======== RECORDS FOR PROCESSING
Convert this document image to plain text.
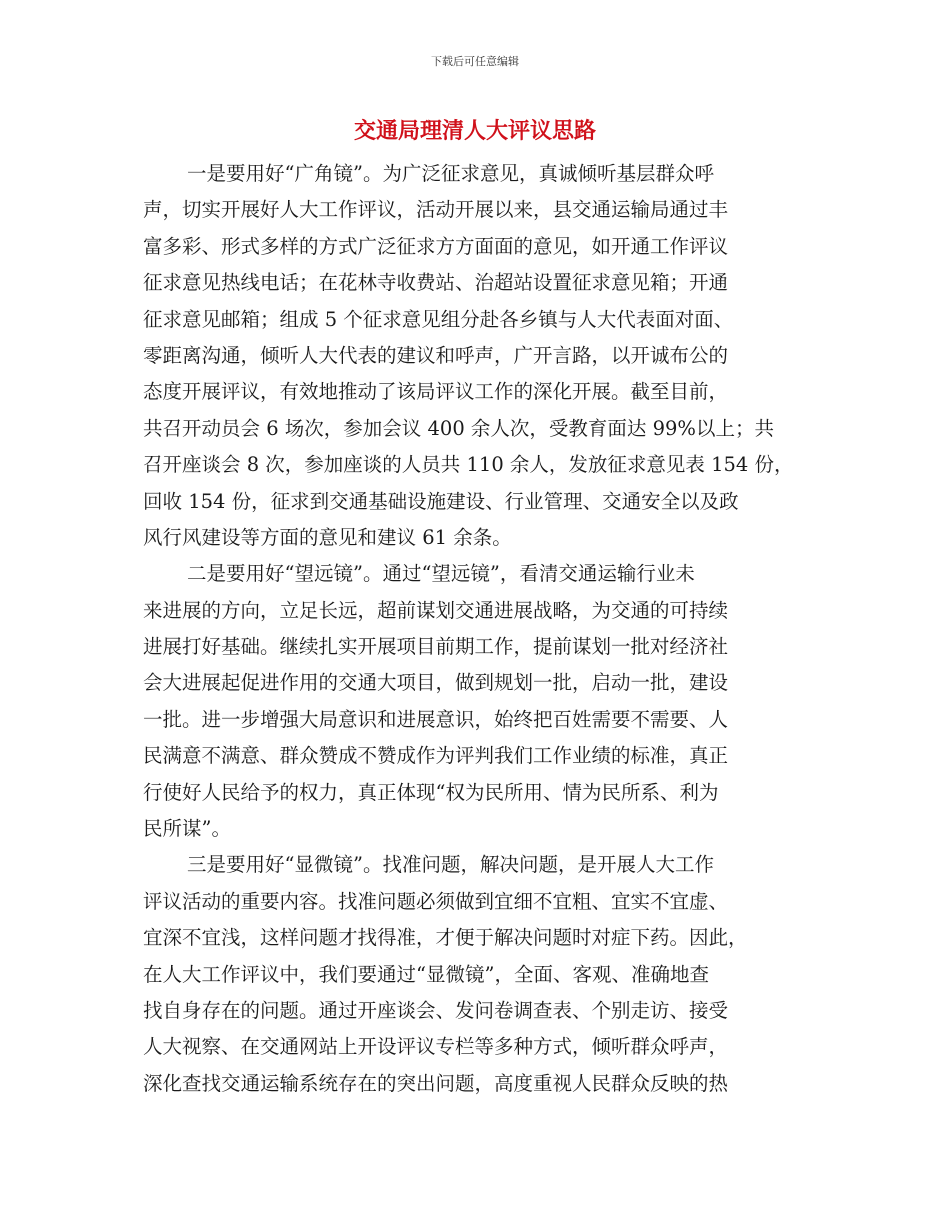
下载后可任意编辑
交通局理清人大评议思路
一是要用好“广角镜”。为广泛征求意见，真诚倾听基层群众呼
声，切实开展好人大工作评议，活动开展以来，县交通运输局通过丰
富多彩、形式多样的方式广泛征求方方面面的意见，如开通工作评议
征求意见热线电话；在花林寺收费站、治超站设置征求意见箱；开通
征求意见邮箱；组成 5 个征求意见组分赴各乡镇与人大代表面对面、
零距离沟通，倾听人大代表的建议和呼声，广开言路，以开诚布公的
态度开展评议，有效地推动了该局评议工作的深化开展。截至目前，
共召开动员会 6 场次，参加会议 400 余人次，受教育面达 99%以上；共
召开座谈会 8 次，参加座谈的人员共 110 余人，发放征求意见表 154 份，
回收 154 份，征求到交通基础设施建设、行业管理、交通安全以及政
风行风建设等方面的意见和建议 61 余条。
二是要用好“望远镜”。通过“望远镜”，看清交通运输行业未
来进展的方向，立足长远，超前谋划交通进展战略，为交通的可持续
进展打好基础。继续扎实开展项目前期工作，提前谋划一批对经济社
会大进展起促进作用的交通大项目，做到规划一批，启动一批，建设
一批。进一步增强大局意识和进展意识，始终把百姓需要不需要、人
民满意不满意、群众赞成不赞成作为评判我们工作业绩的标准，真正
行使好人民给予的权力，真正体现“权为民所用、情为民所系、利为
民所谋”。
三是要用好“显微镜”。找准问题，解决问题，是开展人大工作
评议活动的重要内容。找准问题必须做到宜细不宜粗、宜实不宜虚、
宜深不宜浅，这样问题才找得准，才便于解决问题时对症下药。因此，
在人大工作评议中，我们要通过“显微镜”，全面、客观、准确地查
找自身存在的问题。通过开座谈会、发问卷调查表、个别走访、接受
人大视察、在交通网站上开设评议专栏等多种方式，倾听群众呼声，
深化查找交通运输系统存在的突出问题，高度重视人民群众反映的热
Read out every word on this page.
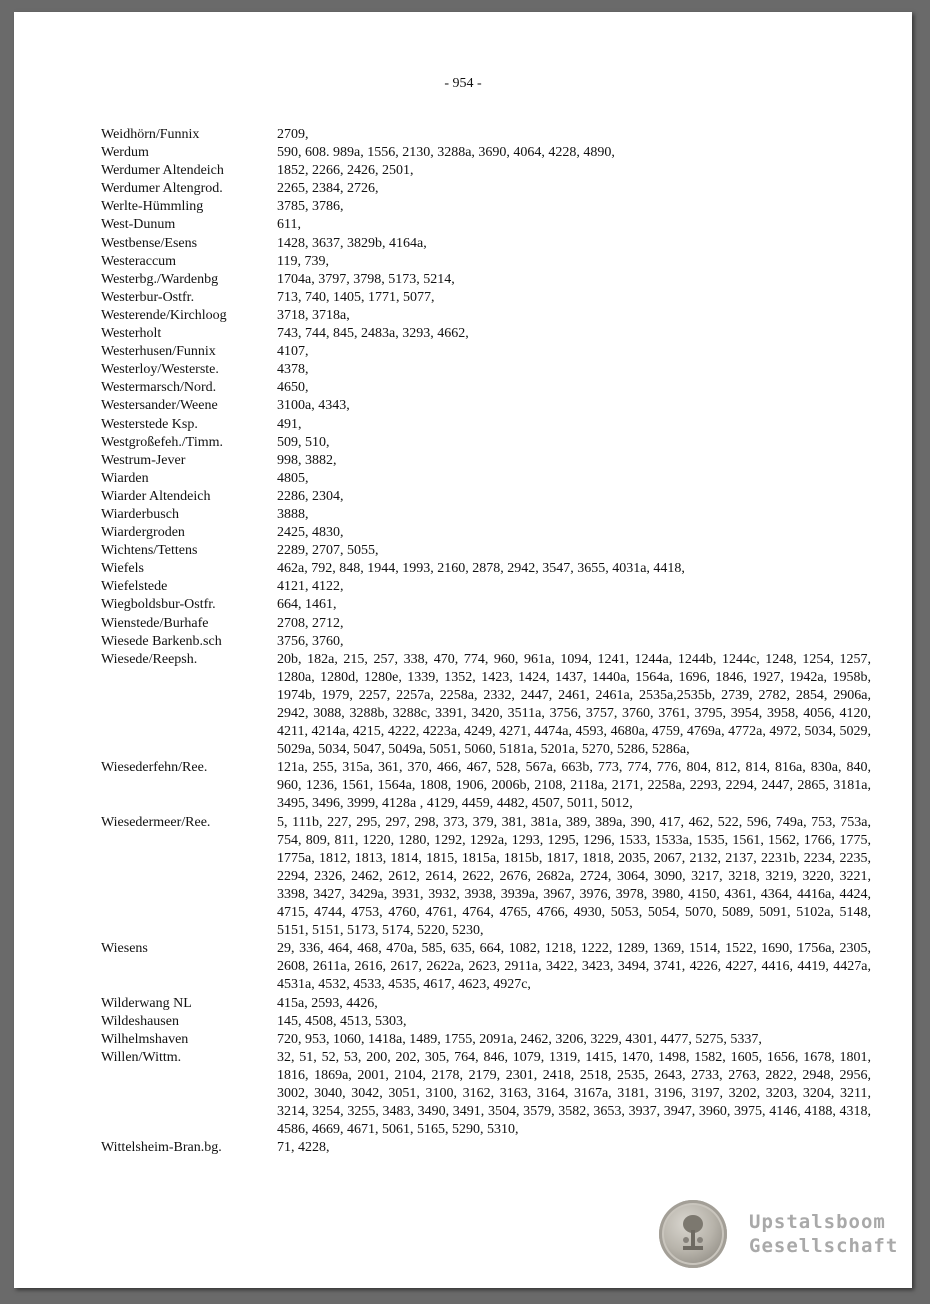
- 954 -
Weidhörn/Funnix	2709,
Werdum	590, 608. 989a, 1556, 2130, 3288a, 3690, 4064, 4228, 4890,
Werdumer Altendeich	1852, 2266, 2426, 2501,
Werdumer Altengrod.	2265, 2384, 2726,
Werlte-Hümmling	3785, 3786,
West-Dunum	611,
Westbense/Esens	1428, 3637, 3829b, 4164a,
Westeraccum	119, 739,
Westerbg./Wardenbg	1704a, 3797, 3798, 5173, 5214,
Westerbur-Ostfr.	713, 740, 1405, 1771, 5077,
Westerende/Kirchloog	3718, 3718a,
Westerholt	743, 744, 845, 2483a, 3293, 4662,
Westerhusen/Funnix	4107,
Westerloy/Westerste.	4378,
Westermarsch/Nord.	4650,
Westersander/Weene	3100a, 4343,
Westerstede Ksp.	491,
Westgroßefeh./Timm.	509, 510,
Westrum-Jever	998, 3882,
Wiarden	4805,
Wiarder Altendeich	2286, 2304,
Wiarderbusch	3888,
Wiardergroden	2425, 4830,
Wichtens/Tettens	2289, 2707, 5055,
Wiefels	462a, 792, 848, 1944, 1993, 2160, 2878, 2942, 3547, 3655, 4031a, 4418,
Wiefelstede	4121, 4122,
Wiegboldsbur-Ostfr.	664, 1461,
Wienstede/Burhafe	2708, 2712,
Wiesede Barkenb.sch	3756, 3760,
Wiesede/Reepsh.	20b, 182a, 215, 257, 338, 470, 774, 960, 961a, 1094, 1241, 1244a, 1244b, 1244c, 1248, 1254, 1257, 1280a, 1280d, 1280e, 1339, 1352, 1423, 1424, 1437, 1440a, 1564a, 1696, 1846, 1927, 1942a, 1958b, 1974b, 1979, 2257, 2257a, 2258a, 2332, 2447, 2461, 2461a, 2535a,2535b, 2739, 2782, 2854, 2906a, 2942, 3088, 3288b, 3288c, 3391, 3420, 3511a, 3756, 3757, 3760, 3761, 3795, 3954, 3958, 4056, 4120, 4211, 4214a, 4215, 4222, 4223a, 4249, 4271, 4474a, 4593, 4680a, 4759, 4769a, 4772a, 4972, 5034, 5029, 5029a, 5034, 5047, 5049a, 5051, 5060, 5181a, 5201a, 5270, 5286, 5286a,
Wiesederfehn/Ree.	121a, 255, 315a, 361, 370, 466, 467, 528, 567a, 663b, 773, 774, 776, 804, 812, 814, 816a, 830a, 840, 960, 1236, 1561, 1564a, 1808, 1906, 2006b, 2108, 2118a, 2171, 2258a, 2293, 2294, 2447, 2865, 3181a, 3495, 3496, 3999, 4128a , 4129, 4459, 4482, 4507, 5011, 5012,
Wiesedermeer/Ree.	5, 111b, 227, 295, 297, 298, 373, 379, 381, 381a, 389, 389a, 390, 417, 462, 522, 596, 749a, 753, 753a, 754, 809, 811, 1220, 1280, 1292, 1292a, 1293, 1295, 1296, 1533, 1533a, 1535, 1561, 1562, 1766, 1775, 1775a, 1812, 1813, 1814, 1815, 1815a, 1815b, 1817, 1818, 2035, 2067, 2132, 2137, 2231b, 2234, 2235, 2294, 2326, 2462, 2612, 2614, 2622, 2676, 2682a, 2724, 3064, 3090, 3217, 3218, 3219, 3220, 3221, 3398, 3427, 3429a, 3931, 3932, 3938, 3939a, 3967, 3976, 3978, 3980, 4150, 4361, 4364, 4416a, 4424, 4715, 4744, 4753, 4760, 4761, 4764, 4765, 4766, 4930, 5053, 5054, 5070, 5089, 5091, 5102a, 5148, 5151, 5151, 5173, 5174, 5220, 5230,
Wiesens	29, 336, 464, 468, 470a, 585, 635, 664, 1082, 1218, 1222, 1289, 1369, 1514, 1522, 1690, 1756a, 2305, 2608, 2611a, 2616, 2617, 2622a, 2623, 2911a, 3422, 3423, 3494, 3741, 4226, 4227, 4416, 4419, 4427a, 4531a, 4532, 4533, 4535, 4617, 4623, 4927c,
Wilderwang NL	415a, 2593, 4426,
Wildeshausen	145, 4508, 4513, 5303,
Wilhelmshaven	720, 953, 1060, 1418a, 1489, 1755, 2091a, 2462, 3206, 3229, 4301, 4477, 5275, 5337,
Willen/Wittm.	32, 51, 52, 53, 200, 202, 305, 764, 846, 1079, 1319, 1415, 1470, 1498, 1582, 1605, 1656, 1678, 1801, 1816, 1869a, 2001, 2104, 2178, 2179, 2301, 2418, 2518, 2535, 2643, 2733, 2763, 2822, 2948, 2956, 3002, 3040, 3042, 3051, 3100, 3162, 3163, 3164, 3167a, 3181, 3196, 3197, 3202, 3203, 3204, 3211, 3214, 3254, 3255, 3483, 3490, 3491, 3504, 3579, 3582, 3653, 3937, 3947, 3960, 3975, 4146, 4188, 4318, 4586, 4669, 4671, 5061, 5165, 5290, 5310,
Wittelsheim-Bran.bg.	71, 4228,
Upstalsboom
Gesellschaft
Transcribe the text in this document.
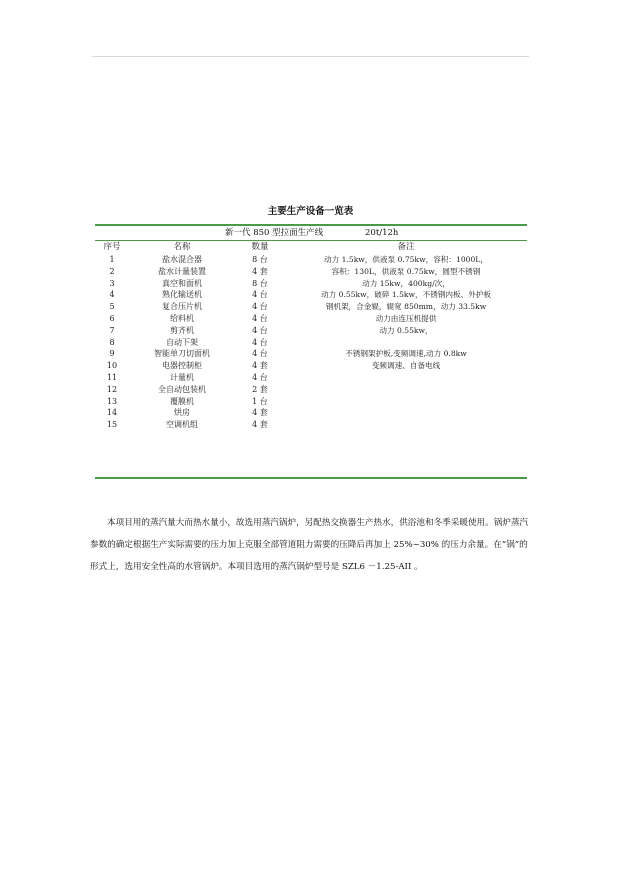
主要生产设备一览表
新一代 850 型拉面生产线	20t/12h
序号	名称	数量	备注
1	盐水混合器	8 台	动力 1.5kw，供液泵 0.75kw，容积：1000L，
2	盐水计量装置	4 套	容积：130L，供液泵 0.75kw，圆型不锈钢
3	真空和面机	8 台	动力 15kw，400kg/次，
4	熟化输送机	4 台	动力 0.55kw，破碎 1.5kw，不锈钢内板、外护板
5	复合压片机	4 台	钢机架，合金辊，辊宽 850mm，动力 33.5kw
6	给料机	4 台	动力由连压机提供
7	剪齐机	4 台	动力 0.55kw，
8	自动下架	4 台	
9	智能单刀切面机	4 台	不锈钢架护板,变频调速,动力 0.8kw
10	电器控制柜	4 套	变频调速、自备电线
11	计量机	4 台	
12	全自动包装机	2 套	
13	覆膜机	1 台	
14	烘房	4 套	
15	空调机组	4 套	

本项目用的蒸汽量大而热水量小，故选用蒸汽锅炉，另配热交换器生产热水，供浴池和冬季采暖使用。锅炉蒸汽参数的确定根据生产实际需要的压力加上克服全部管道阻力需要的压降后再加上 25%~30% 的压力余量。在“锅”的形式上，选用安全性高的水管锅炉。本项目选用的蒸汽锅炉型号是 SZL6 －1.25-AII 。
================
From the entries above, copy out every line where the string "this" appears.

#### WRITTEN ANSWER:
Convert this document image to plain text.
Read out every word on this page.
Transcribe the text in this document.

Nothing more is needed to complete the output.